----- Teks yang Diberikan -----

Category Archives: Kartu Kredit

Nasabah Kartu Kredit Citibank Tewas Dibunuh Saat Di Introgasi Debt Collector Di Kantor Citibank Menara Jamsostek

Polisi menetapkan tiga penagih utang, A, H, dan D, sebagai tersangka karena menyebabkan kematian Irzen Octa (56), nasabah kartu kredit, Selasa (29/3). Mereka diduga menganiaya jiwa korban sehingga korban stroke dan meninggal. Irzen diduga tewas setelah diinterogasi ketiga tersangka.

Ketiganya ditahan di ruang tahanan Kepolisian Resor (Polres) Metro Jakarta Selatan (Jaksel), Kamis (31/3). Menurut Kepala Satreskrim Polres Metro Jaksel Ajun Komisaris Besar Budi Irawan, Irzen diduga tewas akibat penganiayaan psikis saat diinterogasi para penagih utang salah satu bank swasta di Jakarta.

----- Baris Data -----

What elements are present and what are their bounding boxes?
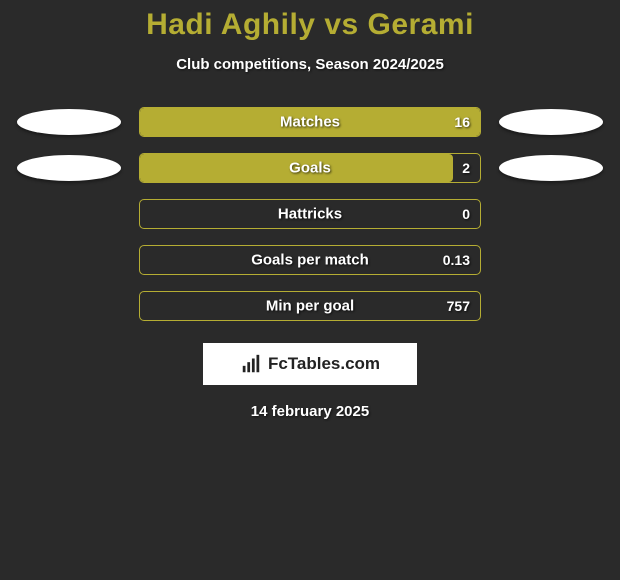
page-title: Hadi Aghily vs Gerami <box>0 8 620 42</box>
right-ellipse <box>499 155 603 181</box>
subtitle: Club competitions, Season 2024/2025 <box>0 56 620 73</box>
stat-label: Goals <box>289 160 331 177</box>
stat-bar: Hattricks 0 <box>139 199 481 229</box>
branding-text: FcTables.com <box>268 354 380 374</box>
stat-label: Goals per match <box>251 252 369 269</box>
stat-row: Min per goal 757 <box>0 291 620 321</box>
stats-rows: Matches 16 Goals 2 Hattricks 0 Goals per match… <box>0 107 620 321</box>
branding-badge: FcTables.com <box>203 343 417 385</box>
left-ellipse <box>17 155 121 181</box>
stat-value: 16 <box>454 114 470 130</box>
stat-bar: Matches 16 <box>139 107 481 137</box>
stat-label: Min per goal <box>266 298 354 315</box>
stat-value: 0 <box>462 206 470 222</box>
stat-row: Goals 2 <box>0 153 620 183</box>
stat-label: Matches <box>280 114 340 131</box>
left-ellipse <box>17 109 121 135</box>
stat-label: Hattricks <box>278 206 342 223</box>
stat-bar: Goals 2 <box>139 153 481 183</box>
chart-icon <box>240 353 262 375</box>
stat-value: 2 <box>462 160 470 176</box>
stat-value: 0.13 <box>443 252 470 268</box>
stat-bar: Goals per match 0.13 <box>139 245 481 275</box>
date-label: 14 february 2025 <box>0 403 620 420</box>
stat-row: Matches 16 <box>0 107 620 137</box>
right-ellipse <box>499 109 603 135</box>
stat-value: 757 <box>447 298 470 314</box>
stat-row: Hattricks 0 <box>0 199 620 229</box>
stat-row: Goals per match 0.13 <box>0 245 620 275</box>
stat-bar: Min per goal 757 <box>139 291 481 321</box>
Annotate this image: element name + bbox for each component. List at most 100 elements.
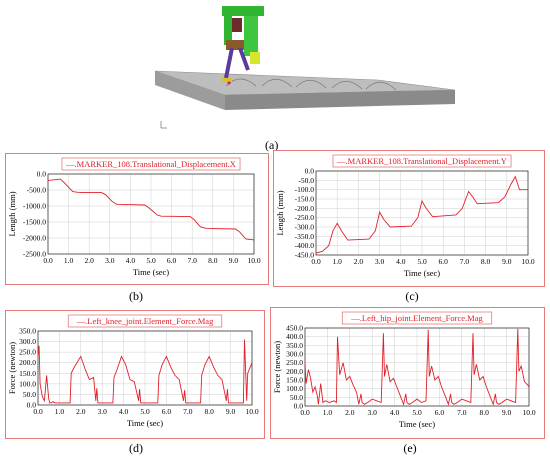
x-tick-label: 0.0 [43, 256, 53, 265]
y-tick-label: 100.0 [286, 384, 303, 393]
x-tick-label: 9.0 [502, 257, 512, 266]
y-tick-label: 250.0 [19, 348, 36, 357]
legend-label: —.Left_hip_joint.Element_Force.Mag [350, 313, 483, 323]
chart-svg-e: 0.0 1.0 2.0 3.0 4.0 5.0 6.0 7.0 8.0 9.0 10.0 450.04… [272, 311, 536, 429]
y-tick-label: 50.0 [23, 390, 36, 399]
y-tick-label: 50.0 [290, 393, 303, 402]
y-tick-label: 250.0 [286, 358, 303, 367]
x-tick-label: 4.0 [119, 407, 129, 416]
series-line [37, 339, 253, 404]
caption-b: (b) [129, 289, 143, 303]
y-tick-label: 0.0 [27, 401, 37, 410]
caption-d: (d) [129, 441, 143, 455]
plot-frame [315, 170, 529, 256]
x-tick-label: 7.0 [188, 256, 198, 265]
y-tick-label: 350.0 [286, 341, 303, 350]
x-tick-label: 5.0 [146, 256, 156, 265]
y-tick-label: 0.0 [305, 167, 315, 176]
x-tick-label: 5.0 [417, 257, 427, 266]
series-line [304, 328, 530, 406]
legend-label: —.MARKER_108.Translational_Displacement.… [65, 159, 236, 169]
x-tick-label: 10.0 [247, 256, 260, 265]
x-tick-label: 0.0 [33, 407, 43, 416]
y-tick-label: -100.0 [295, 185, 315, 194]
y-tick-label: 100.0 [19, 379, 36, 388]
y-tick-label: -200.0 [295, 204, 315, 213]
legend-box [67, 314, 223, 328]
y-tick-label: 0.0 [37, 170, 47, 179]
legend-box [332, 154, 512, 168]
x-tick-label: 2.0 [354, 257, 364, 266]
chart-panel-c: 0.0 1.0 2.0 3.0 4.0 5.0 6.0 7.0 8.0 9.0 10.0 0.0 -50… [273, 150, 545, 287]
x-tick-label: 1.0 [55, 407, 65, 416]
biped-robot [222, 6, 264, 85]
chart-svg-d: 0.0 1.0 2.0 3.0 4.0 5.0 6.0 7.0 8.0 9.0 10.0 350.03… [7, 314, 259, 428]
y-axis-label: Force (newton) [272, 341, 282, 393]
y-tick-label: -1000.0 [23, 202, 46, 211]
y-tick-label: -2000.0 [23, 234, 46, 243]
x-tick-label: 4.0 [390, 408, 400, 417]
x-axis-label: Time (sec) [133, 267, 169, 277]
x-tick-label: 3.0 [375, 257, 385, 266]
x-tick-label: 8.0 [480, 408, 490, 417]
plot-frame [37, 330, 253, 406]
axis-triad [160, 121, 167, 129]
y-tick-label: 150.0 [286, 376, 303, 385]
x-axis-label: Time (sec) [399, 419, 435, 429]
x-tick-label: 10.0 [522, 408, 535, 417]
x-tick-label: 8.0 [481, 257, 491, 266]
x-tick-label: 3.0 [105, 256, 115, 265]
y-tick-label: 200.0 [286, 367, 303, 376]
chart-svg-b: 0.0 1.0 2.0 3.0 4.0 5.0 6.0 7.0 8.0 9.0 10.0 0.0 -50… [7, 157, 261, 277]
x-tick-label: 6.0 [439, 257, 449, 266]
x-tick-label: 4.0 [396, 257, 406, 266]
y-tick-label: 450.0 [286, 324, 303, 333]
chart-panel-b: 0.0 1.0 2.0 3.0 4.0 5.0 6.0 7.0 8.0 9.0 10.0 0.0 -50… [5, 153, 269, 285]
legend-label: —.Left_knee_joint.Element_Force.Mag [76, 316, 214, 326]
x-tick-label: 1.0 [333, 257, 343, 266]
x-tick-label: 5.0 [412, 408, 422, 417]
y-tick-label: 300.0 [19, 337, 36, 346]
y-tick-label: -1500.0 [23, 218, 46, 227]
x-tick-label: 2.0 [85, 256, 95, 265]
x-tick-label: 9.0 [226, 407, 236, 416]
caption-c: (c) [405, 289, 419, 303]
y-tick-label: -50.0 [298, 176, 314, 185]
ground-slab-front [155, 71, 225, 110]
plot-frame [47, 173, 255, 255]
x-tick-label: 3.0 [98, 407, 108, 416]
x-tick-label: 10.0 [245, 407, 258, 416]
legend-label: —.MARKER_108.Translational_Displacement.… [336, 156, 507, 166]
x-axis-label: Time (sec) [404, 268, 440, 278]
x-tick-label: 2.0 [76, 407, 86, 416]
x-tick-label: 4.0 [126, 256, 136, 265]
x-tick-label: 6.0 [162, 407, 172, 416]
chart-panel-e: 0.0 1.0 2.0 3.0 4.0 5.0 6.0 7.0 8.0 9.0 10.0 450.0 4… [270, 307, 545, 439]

-----

Lanjutkan teks berita tentang tewasnya nasabah kartu kredit Citibank saat diinterogasi penagih utang, dimulai tepat setelah kalimat terakhirnya.

”Korban sengaja datang ke Citibank Cabang Menara Jamsostek, Jalan Gatot Subroto, Mampang Prapatan, untuk mengklarifikasi tagihan kartu kreditnya. Namun, dari penyelidikan sementara, korban justru dibawa ke ruang negosiasi. Di ruang ini diduga korban mendapat siksaan psikis sehingga pembuluh darah otaknya pecah,” kata Budi, kemarin.

Kamis sore hingga malam, Budi dan timnya dijadwalkan mendatangi Citibank di Menara Jamsostek untuk melengkapi berkas kasus tewasnya Irzen. Temuan polisi, korban masih terdata sebagai Sekretaris Jenderal Partai Pemersatu Bangsa.

Sekertaris Jenderal Partai Pemersatu Bangsa (PPB), Irnez Octa, diduga meninggal karena tindak kekerasan. Dari hasil visum diketahui, pembuluh darah kepala bagian belakangnya pecah, kepala belakang bagian kiri Irnez mengalami memar.

“Dia juga mengalami beberapa luka lecet di bagian hidungnya,” kata Kepala Kepolisian Resor Jakarta Selatan Komisaris Besar Gatot Eddy Pramono, Jumat 1 April 2011.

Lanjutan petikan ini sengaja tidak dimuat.